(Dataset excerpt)
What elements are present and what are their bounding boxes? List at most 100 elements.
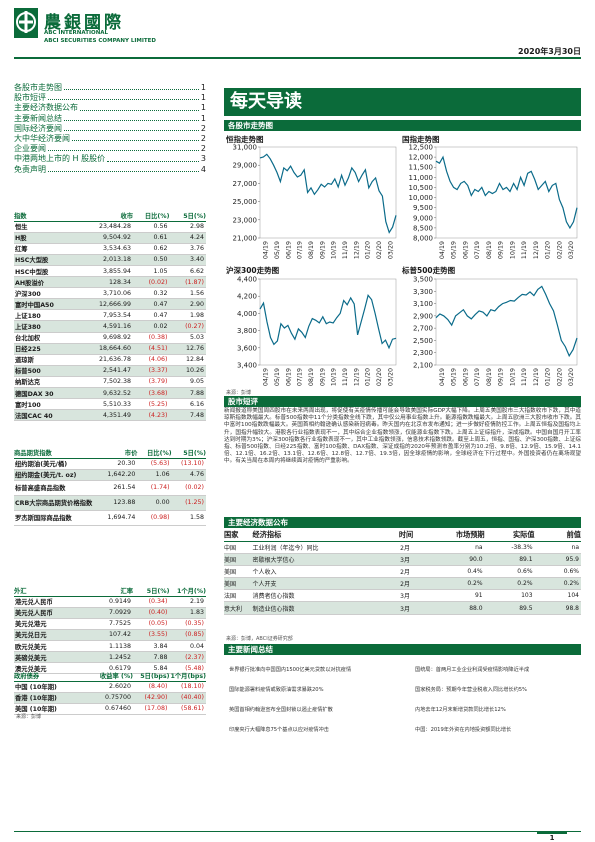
row-change-2: 4.24 — [169, 232, 206, 244]
table-row: 上证380 4,591.16 0.02 (0.27) — [14, 320, 206, 333]
index-table: 指数 收市 日比(%) 5日(%) 恒生 23,484.28 0.56 2.98 H股 9,504… — [14, 210, 206, 422]
row-name: 台北加权 — [14, 332, 87, 344]
toc-item[interactable]: 企业要闻 2 — [14, 144, 206, 154]
toc-item[interactable]: 免责声明 4 — [14, 165, 206, 175]
econ-time: 2月 — [384, 541, 428, 554]
toc-item-label: 国际经济要闻 — [14, 123, 62, 133]
series-line — [435, 155, 578, 230]
y-tick-label: 8,000 — [413, 235, 433, 243]
table-header-cell: 5日(bps) — [133, 670, 170, 682]
y-tick-label: 3,800 — [237, 327, 257, 335]
chart-title-hscei: 国指走势图 — [402, 135, 440, 144]
x-tick-label: 02/20 — [556, 241, 563, 259]
y-tick-label: 2,500 — [413, 337, 433, 345]
table-header-cell: 实际值 — [484, 529, 535, 542]
row-value: 20.30 — [94, 458, 138, 470]
toc-item[interactable]: 各股市走势图 1 — [14, 83, 206, 93]
row-change-1: (1.74) — [137, 480, 172, 496]
news-item[interactable]: 世界银行批准向中国国内1500亿美元贷款以对抗疫情 — [229, 667, 352, 673]
row-change-2: 2.19 — [169, 596, 206, 608]
fx-table: 外汇 汇率 5日(%) 1个月(%) 港元兑人民币 0.9149 (0.34) 2.19 美元兑… — [14, 585, 206, 675]
table-header-cell: 市价 — [94, 447, 138, 459]
chart-title-csi300: 沪深300走势图 — [226, 266, 280, 275]
table-row: CRB大宗商品期货价格指数 123.88 0.00 (1.25) — [14, 495, 206, 511]
toc-leader — [64, 83, 199, 91]
row-name: 美元兑港元 — [14, 618, 87, 630]
table-row: 英磅兑美元 1.2452 7.88 (2.37) — [14, 651, 206, 664]
row-change-1: (3.68) — [133, 387, 170, 400]
table-row: HSC中型股 3,855.94 1.05 6.62 — [14, 265, 206, 278]
econ-indicator: 密歇根大学信心 — [252, 553, 385, 566]
table-row: 纽约期油(美元/桶) 20.30 (5.63) (13.10) — [14, 458, 206, 470]
y-tick-label: 23,000 — [233, 216, 258, 224]
news-item[interactable]: 国际能源署料疫情或致原油需求暴跌20% — [229, 687, 324, 693]
toc-item[interactable]: 中港两地上市的 H 股股价 3 — [14, 154, 206, 164]
toc-item[interactable]: 主要新闻总结 1 — [14, 114, 206, 124]
news-item[interactable]: 内地去年12月末新增贷款同比增长12% — [415, 707, 506, 713]
y-tick-label: 8,500 — [413, 224, 433, 232]
x-tick-label: 08/19 — [486, 368, 493, 386]
econ-country: 美国 — [224, 577, 253, 591]
table-row: 美元兑人民币 7.0929 (0.40) 1.83 — [14, 607, 206, 619]
table-row: 欧元兑美元 1.1138 3.84 0.04 — [14, 640, 206, 653]
row-change-1: (0.02) — [133, 276, 170, 289]
news-item[interactable]: 印度央行大幅降息75个基点以应对疫情冲击 — [229, 727, 329, 733]
news-item[interactable]: 英国首相约翰逊宣布全国封锁以遏止疫情扩散 — [229, 707, 333, 713]
econ-time: 3月 — [384, 553, 428, 566]
row-value: 107.42 — [86, 629, 134, 641]
y-tick-label: 3,500 — [413, 276, 433, 284]
row-value: 261.54 — [94, 480, 138, 496]
row-value: 18,664.60 — [86, 343, 134, 355]
toc-item-page: 1 — [200, 93, 206, 103]
row-value: 1.1138 — [86, 640, 134, 653]
row-value: 0.75700 — [86, 692, 134, 704]
econ-source: 来源：彭博，ABCI证券研究部 — [226, 636, 293, 642]
toc-item[interactable]: 主要经济数据公布 1 — [14, 103, 206, 113]
chart-csi300: 3,400 3,600 3,800 4,000 4,200 4,400 04/19 05/19… — [237, 276, 397, 386]
row-change-2: 6.62 — [169, 265, 206, 278]
row-change-2: 10.26 — [169, 365, 206, 377]
econ-country: 意大利 — [224, 601, 253, 615]
row-value: 21,636.78 — [86, 354, 134, 366]
y-tick-label: 9,000 — [413, 214, 433, 222]
brand-name-chinese: 農銀國際 — [44, 13, 124, 33]
toc-item-page: 4 — [200, 164, 206, 174]
y-tick-label: 2,900 — [413, 312, 433, 320]
table-row: 法国CAC 40 4,351.49 (4.23) 7.48 — [14, 409, 206, 422]
section-econ-header: 主要经济数据公布 — [224, 517, 581, 528]
row-change-1: (0.05) — [133, 618, 170, 630]
econ-actual: 0.2% — [484, 577, 535, 591]
toc-item[interactable]: 大中华经济要闻 2 — [14, 134, 206, 144]
row-change-1: 0.47 — [133, 298, 170, 311]
y-tick-label: 11,000 — [409, 174, 434, 182]
row-value: 3,855.94 — [86, 265, 134, 278]
toc-item-label: 主要新闻总结 — [14, 113, 62, 123]
row-change-1: (4.06) — [133, 354, 170, 366]
news-item[interactable]: 中国：2019年外资在内地投资额同比增长 — [415, 727, 512, 733]
row-change-2: 1.83 — [169, 607, 206, 619]
y-tick-label: 4,200 — [237, 293, 257, 301]
econ-data-table: 国家 经济指标 时间 市场预期 实际值 前值 中国 工业利润（年迄今）同比 2月 na -38.3%… — [224, 529, 581, 615]
row-name: 中国 (10年期) — [14, 681, 87, 693]
toc-item[interactable]: 国际经济要闻 2 — [14, 124, 206, 134]
x-tick-label: 04/19 — [439, 368, 446, 386]
table-header-cell: 经济指标 — [252, 529, 385, 542]
news-item[interactable]: 国家税务局：预期今年营业税收入同比增长约5% — [415, 687, 527, 693]
row-value: 1,642.20 — [94, 469, 138, 481]
row-change-2: 7.48 — [169, 409, 206, 422]
row-name: CRB大宗商品期货价格指数 — [14, 495, 95, 511]
table-header-cell: 日比(%) — [133, 210, 170, 222]
table-header-cell: 商品期货指数 — [14, 447, 95, 459]
table-row: AH股溢价 128.34 (0.02) (1.87) — [14, 276, 206, 289]
y-tick-label: 25,000 — [233, 198, 258, 206]
econ-actual: 103 — [484, 589, 535, 603]
table-row: 德国DAX 30 9,632.52 (3.68) 7.88 — [14, 387, 206, 400]
row-value: 2,013.18 — [86, 254, 134, 266]
row-name: 纽约期油(美元/桶) — [14, 458, 95, 470]
toc-item[interactable]: 股市短评 1 — [14, 93, 206, 103]
toc-item-label: 中港两地上市的 H 股股价 — [14, 154, 106, 164]
plot-frame — [435, 278, 578, 366]
toc-leader — [48, 144, 199, 152]
news-item[interactable]: 国统局：首两月工业企业利润受疫情影响降近半成 — [415, 667, 530, 673]
x-tick-label: 08/19 — [486, 241, 493, 259]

PROMPT – Please duplicate the lines of the records above word for word, starting with the line with "row-change-2: 4.24 — [169, 232, 206, 244]" and going on through the line with "table-header-cell: 市价 — [94, 447, 138, 459]", both of those lines included.

TASK ANSWER –
row-change-2: 4.24 — [169, 232, 206, 244]
table-row: 上证380 4,591.16 0.02 (0.27) — [14, 320, 206, 333]
index-table: 指数 收市 日比(%) 5日(%) 恒生 23,484.28 0.56 2.98 H股 9,504… — [14, 210, 206, 422]
row-name: 台北加权 — [14, 332, 87, 344]
toc-item[interactable]: 企业要闻 2 — [14, 144, 206, 154]
toc-item[interactable]: 免责声明 4 — [14, 165, 206, 175]
econ-time: 2月 — [384, 541, 428, 554]
toc-item-label: 国际经济要闻 — [14, 123, 62, 133]
series-line — [435, 155, 578, 230]
y-tick-label: 8,000 — [413, 235, 433, 243]
table-header-cell: 5日(bps) — [133, 670, 170, 682]
y-tick-label: 3,800 — [237, 327, 257, 335]
chart-title-hscei: 国指走势图 — [402, 135, 440, 144]
x-tick-label: 02/20 — [556, 241, 563, 259]
y-tick-label: 2,500 — [413, 337, 433, 345]
table-header-cell: 实际值 — [484, 529, 535, 542]
row-value: 20.30 — [94, 458, 138, 470]
toc-item[interactable]: 各股市走势图 1 — [14, 83, 206, 93]
row-change-1: (1.74) — [137, 480, 172, 496]
news-item[interactable]: 世界银行批准向中国国内1500亿美元贷款以对抗疫情 — [229, 667, 352, 673]
row-change-2: 2.19 — [169, 596, 206, 608]
fx-table: 外汇 汇率 5日(%) 1个月(%) 港元兑人民币 0.9149 (0.34) 2.19 美元兑… — [14, 585, 206, 675]
table-header-cell: 市价 — [94, 447, 138, 459]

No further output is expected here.